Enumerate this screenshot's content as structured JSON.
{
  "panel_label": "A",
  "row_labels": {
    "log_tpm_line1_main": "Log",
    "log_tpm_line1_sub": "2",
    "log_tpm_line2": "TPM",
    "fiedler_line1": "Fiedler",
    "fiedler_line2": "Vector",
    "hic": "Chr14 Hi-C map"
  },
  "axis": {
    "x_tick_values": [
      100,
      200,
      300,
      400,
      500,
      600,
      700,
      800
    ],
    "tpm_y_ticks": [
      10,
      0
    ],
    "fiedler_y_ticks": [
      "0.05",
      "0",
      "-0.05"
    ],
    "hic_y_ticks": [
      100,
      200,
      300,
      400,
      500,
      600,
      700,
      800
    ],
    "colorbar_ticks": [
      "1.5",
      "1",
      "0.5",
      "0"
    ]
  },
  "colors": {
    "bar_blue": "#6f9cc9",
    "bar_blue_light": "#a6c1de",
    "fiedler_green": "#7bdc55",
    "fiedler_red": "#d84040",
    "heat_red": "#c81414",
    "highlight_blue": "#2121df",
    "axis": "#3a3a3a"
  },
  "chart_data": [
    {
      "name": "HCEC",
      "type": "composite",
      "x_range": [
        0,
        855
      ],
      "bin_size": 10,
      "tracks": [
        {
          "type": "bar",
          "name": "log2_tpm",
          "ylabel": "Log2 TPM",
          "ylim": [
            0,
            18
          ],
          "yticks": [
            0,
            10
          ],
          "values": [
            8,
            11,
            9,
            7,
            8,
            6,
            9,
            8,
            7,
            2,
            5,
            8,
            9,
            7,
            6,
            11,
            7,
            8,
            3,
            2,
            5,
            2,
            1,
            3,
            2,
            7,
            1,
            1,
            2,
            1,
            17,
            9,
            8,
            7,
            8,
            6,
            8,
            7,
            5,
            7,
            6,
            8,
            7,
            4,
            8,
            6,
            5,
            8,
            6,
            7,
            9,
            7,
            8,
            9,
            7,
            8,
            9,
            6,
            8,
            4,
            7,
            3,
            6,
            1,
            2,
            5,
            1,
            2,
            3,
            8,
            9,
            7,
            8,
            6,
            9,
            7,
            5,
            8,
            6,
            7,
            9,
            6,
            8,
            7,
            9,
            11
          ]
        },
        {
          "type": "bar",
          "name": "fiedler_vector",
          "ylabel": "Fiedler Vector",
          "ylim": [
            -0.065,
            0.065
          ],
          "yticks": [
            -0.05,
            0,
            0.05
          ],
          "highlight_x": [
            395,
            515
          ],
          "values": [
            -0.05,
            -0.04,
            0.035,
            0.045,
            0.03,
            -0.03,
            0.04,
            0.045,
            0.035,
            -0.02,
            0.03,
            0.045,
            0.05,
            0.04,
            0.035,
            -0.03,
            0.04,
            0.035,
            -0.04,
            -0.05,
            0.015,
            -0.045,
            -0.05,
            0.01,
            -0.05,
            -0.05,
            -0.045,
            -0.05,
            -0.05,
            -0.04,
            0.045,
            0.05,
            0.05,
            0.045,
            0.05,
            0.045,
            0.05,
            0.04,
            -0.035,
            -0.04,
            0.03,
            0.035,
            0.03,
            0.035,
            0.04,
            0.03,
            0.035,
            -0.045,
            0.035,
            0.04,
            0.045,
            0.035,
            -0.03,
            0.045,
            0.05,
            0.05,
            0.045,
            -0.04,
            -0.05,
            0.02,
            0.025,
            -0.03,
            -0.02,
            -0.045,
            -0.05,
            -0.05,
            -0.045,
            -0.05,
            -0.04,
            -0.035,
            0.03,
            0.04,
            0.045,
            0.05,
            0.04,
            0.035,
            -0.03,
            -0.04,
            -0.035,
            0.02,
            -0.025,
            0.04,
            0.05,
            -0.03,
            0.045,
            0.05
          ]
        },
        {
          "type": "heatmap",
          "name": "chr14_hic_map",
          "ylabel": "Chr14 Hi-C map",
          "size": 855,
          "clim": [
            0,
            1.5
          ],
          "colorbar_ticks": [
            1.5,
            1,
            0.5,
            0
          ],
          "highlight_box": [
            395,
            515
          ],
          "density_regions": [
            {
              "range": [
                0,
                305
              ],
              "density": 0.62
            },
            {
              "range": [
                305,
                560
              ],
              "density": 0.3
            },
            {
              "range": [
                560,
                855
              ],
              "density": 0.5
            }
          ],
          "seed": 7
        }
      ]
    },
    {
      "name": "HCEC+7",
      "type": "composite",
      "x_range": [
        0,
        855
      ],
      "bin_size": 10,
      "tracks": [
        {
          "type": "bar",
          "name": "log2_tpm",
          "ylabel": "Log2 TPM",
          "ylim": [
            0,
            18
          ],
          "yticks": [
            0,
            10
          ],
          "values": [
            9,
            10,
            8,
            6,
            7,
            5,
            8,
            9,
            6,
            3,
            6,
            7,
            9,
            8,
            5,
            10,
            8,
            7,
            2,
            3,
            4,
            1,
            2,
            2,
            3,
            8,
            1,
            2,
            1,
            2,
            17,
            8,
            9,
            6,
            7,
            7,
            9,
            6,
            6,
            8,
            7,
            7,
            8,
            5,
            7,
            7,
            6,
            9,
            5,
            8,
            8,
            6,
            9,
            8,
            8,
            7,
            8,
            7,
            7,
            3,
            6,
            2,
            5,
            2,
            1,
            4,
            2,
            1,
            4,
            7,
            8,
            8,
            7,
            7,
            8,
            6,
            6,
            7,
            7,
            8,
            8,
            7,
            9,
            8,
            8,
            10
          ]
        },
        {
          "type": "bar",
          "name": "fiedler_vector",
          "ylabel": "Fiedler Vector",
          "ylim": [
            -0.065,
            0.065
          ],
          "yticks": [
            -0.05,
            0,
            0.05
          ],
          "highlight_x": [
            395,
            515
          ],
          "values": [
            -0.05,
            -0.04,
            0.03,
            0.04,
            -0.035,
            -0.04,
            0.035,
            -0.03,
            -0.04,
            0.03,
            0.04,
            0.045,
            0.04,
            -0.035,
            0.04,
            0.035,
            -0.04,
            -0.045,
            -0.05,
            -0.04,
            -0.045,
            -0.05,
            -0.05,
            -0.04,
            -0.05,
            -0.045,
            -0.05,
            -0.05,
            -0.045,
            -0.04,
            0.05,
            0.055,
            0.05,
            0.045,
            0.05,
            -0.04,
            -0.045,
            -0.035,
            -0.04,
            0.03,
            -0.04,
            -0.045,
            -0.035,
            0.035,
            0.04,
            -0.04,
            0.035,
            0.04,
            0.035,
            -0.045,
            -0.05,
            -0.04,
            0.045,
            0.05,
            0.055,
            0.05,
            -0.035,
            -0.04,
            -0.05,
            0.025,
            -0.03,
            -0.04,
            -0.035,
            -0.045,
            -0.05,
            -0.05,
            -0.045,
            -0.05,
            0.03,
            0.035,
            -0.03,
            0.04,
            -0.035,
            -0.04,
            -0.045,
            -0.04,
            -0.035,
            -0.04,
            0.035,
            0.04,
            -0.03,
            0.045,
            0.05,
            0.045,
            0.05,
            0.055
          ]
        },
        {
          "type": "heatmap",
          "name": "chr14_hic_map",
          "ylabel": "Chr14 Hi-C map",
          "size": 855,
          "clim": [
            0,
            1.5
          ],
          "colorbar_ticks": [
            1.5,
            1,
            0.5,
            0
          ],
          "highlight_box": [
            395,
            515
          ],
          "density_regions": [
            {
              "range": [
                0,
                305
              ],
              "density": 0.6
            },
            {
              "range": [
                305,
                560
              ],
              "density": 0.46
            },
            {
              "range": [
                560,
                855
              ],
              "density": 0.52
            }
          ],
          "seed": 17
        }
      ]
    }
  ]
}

• • •

To do:
Extract each line of the listing above, copying it word for word.

Result for this task:
Enumerate this screenshot's content as structured JSON.
{
  "panel_label": "A",
  "row_labels": {
    "log_tpm_line1_main": "Log",
    "log_tpm_line1_sub": "2",
    "log_tpm_line2": "TPM",
    "fiedler_line1": "Fiedler",
    "fiedler_line2": "Vector",
    "hic": "Chr14 Hi-C map"
  },
  "axis": {
    "x_tick_values": [
      100,
      200,
      300,
      400,
      500,
      600,
      700,
      800
    ],
    "tpm_y_ticks": [
      10,
      0
    ],
    "fiedler_y_ticks": [
      "0.05",
      "0",
      "-0.05"
    ],
    "hic_y_ticks": [
      100,
      200,
      300,
      400,
      500,
      600,
      700,
      800
    ],
    "colorbar_ticks": [
      "1.5",
      "1",
      "0.5",
      "0"
    ]
  },
  "colors": {
    "bar_blue": "#6f9cc9",
    "bar_blue_light": "#a6c1de",
    "fiedler_green": "#7bdc55",
    "fiedler_red": "#d84040",
    "heat_red": "#c81414",
    "highlight_blue": "#2121df",
    "axis": "#3a3a3a"
  },
  "chart_data": [
    {
      "name": "HCEC",
      "type": "composite",
      "x_range": [
        0,
        855
      ],
      "bin_size": 10,
      "tracks": [
        {
          "type": "bar",
          "name": "log2_tpm",
          "ylabel": "Log2 TPM",
          "ylim": [
            0,
            18
          ],
          "yticks": [
            0,
            10
          ],
          "values": [
            8,
            11,
            9,
            7,
            8,
            6,
            9,
            8,
            7,
            2,
            5,
            8,
            9,
            7,
            6,
            11,
            7,
            8,
            3,
            2,
            5,
            2,
            1,
            3,
            2,
            7,
            1,
            1,
            2,
            1,
            17,
            9,
            8,
            7,
            8,
            6,
            8,
            7,
            5,
            7,
            6,
            8,
            7,
            4,
            8,
            6,
            5,
            8,
            6,
            7,
            9,
            7,
            8,
            9,
            7,
            8,
            9,
            6,
            8,
            4,
            7,
            3,
            6,
            1,
            2,
            5,
            1,
            2,
            3,
            8,
            9,
            7,
            8,
            6,
            9,
            7,
            5,
            8,
            6,
            7,
            9,
            6,
            8,
            7,
            9,
            11
          ]
        },
        {
          "type": "bar",
          "name": "fiedler_vector",
          "ylabel": "Fiedler Vector",
          "ylim": [
            -0.065,
            0.065
          ],
          "yticks": [
            -0.05,
            0,
            0.05
          ],
          "highlight_x": [
            395,
            515
          ],
          "values": [
            -0.05,
            -0.04,
            0.035,
            0.045,
            0.03,
            -0.03,
            0.04,
            0.045,
            0.035,
            -0.02,
            0.03,
            0.045,
            0.05,
            0.04,
            0.035,
            -0.03,
            0.04,
            0.035,
            -0.04,
            -0.05,
            0.015,
            -0.045,
            -0.05,
            0.01,
            -0.05,
            -0.05,
            -0.045,
            -0.05,
            -0.05,
            -0.04,
            0.045,
            0.05,
            0.05,
            0.045,
            0.05,
            0.045,
            0.05,
            0.04,
            -0.035,
            -0.04,
            0.03,
            0.035,
            0.03,
            0.035,
            0.04,
            0.03,
            0.035,
            -0.045,
            0.035,
            0.04,
            0.045,
            0.035,
            -0.03,
            0.045,
            0.05,
            0.05,
            0.045,
            -0.04,
            -0.05,
            0.02,
            0.025,
            -0.03,
            -0.02,
            -0.045,
            -0.05,
            -0.05,
            -0.045,
            -0.05,
            -0.04,
            -0.035,
            0.03,
            0.04,
            0.045,
            0.05,
            0.04,
            0.035,
            -0.03,
            -0.04,
            -0.035,
            0.02,
            -0.025,
            0.04,
            0.05,
            -0.03,
            0.045,
            0.05
          ]
        },
        {
          "type": "heatmap",
          "name": "chr14_hic_map",
          "ylabel": "Chr14 Hi-C map",
          "size": 855,
          "clim": [
            0,
            1.5
          ],
          "colorbar_ticks": [
            1.5,
            1,
            0.5,
            0
          ],
          "highlight_box": [
            395,
            515
          ],
          "density_regions": [
            {
              "range": [
                0,
                305
              ],
              "density": 0.62
            },
            {
              "range": [
                305,
                560
              ],
              "density": 0.3
            },
            {
              "range": [
                560,
                855
              ],
              "density": 0.5
            }
          ],
          "seed": 7
        }
      ]
    },
    {
      "name": "HCEC+7",
      "type": "composite",
      "x_range": [
        0,
        855
      ],
      "bin_size": 10,
      "tracks": [
        {
          "type": "bar",
          "name": "log2_tpm",
          "ylabel": "Log2 TPM",
          "ylim": [
            0,
            18
          ],
          "yticks": [
            0,
            10
          ],
          "values": [
            9,
            10,
            8,
            6,
            7,
            5,
            8,
            9,
            6,
            3,
            6,
            7,
            9,
            8,
            5,
            10,
            8,
            7,
            2,
            3,
            4,
            1,
            2,
            2,
            3,
            8,
            1,
            2,
            1,
            2,
            17,
            8,
            9,
            6,
            7,
            7,
            9,
            6,
            6,
            8,
            7,
            7,
            8,
            5,
            7,
            7,
            6,
            9,
            5,
            8,
            8,
            6,
            9,
            8,
            8,
            7,
            8,
            7,
            7,
            3,
            6,
            2,
            5,
            2,
            1,
            4,
            2,
            1,
            4,
            7,
            8,
            8,
            7,
            7,
            8,
            6,
            6,
            7,
            7,
            8,
            8,
            7,
            9,
            8,
            8,
            10
          ]
        },
        {
          "type": "bar",
          "name": "fiedler_vector",
          "ylabel": "Fiedler Vector",
          "ylim": [
            -0.065,
            0.065
          ],
          "yticks": [
            -0.05,
            0,
            0.05
          ],
          "highlight_x": [
            395,
            515
          ],
          "values": [
            -0.05,
            -0.04,
            0.03,
            0.04,
            -0.035,
            -0.04,
            0.035,
            -0.03,
            -0.04,
            0.03,
            0.04,
            0.045,
            0.04,
            -0.035,
            0.04,
            0.035,
            -0.04,
            -0.045,
            -0.05,
            -0.04,
            -0.045,
            -0.05,
            -0.05,
            -0.04,
            -0.05,
            -0.045,
            -0.05,
            -0.05,
            -0.045,
            -0.04,
            0.05,
            0.055,
            0.05,
            0.045,
            0.05,
            -0.04,
            -0.045,
            -0.035,
            -0.04,
            0.03,
            -0.04,
            -0.045,
            -0.035,
            0.035,
            0.04,
            -0.04,
            0.035,
            0.04,
            0.035,
            -0.045,
            -0.05,
            -0.04,
            0.045,
            0.05,
            0.055,
            0.05,
            -0.035,
            -0.04,
            -0.05,
            0.025,
            -0.03,
            -0.04,
            -0.035,
            -0.045,
            -0.05,
            -0.05,
            -0.045,
            -0.05,
            0.03,
            0.035,
            -0.03,
            0.04,
            -0.035,
            -0.04,
            -0.045,
            -0.04,
            -0.035,
            -0.04,
            0.035,
            0.04,
            -0.03,
            0.045,
            0.05,
            0.045,
            0.05,
            0.055
          ]
        },
        {
          "type": "heatmap",
          "name": "chr14_hic_map",
          "ylabel": "Chr14 Hi-C map",
          "size": 855,
          "clim": [
            0,
            1.5
          ],
          "colorbar_ticks": [
            1.5,
            1,
            0.5,
            0
          ],
          "highlight_box": [
            395,
            515
          ],
          "density_regions": [
            {
              "range": [
                0,
                305
              ],
              "density": 0.6
            },
            {
              "range": [
                305,
                560
              ],
              "density": 0.46
            },
            {
              "range": [
                560,
                855
              ],
              "density": 0.52
            }
          ],
          "seed": 17
        }
      ]
    }
  ]
}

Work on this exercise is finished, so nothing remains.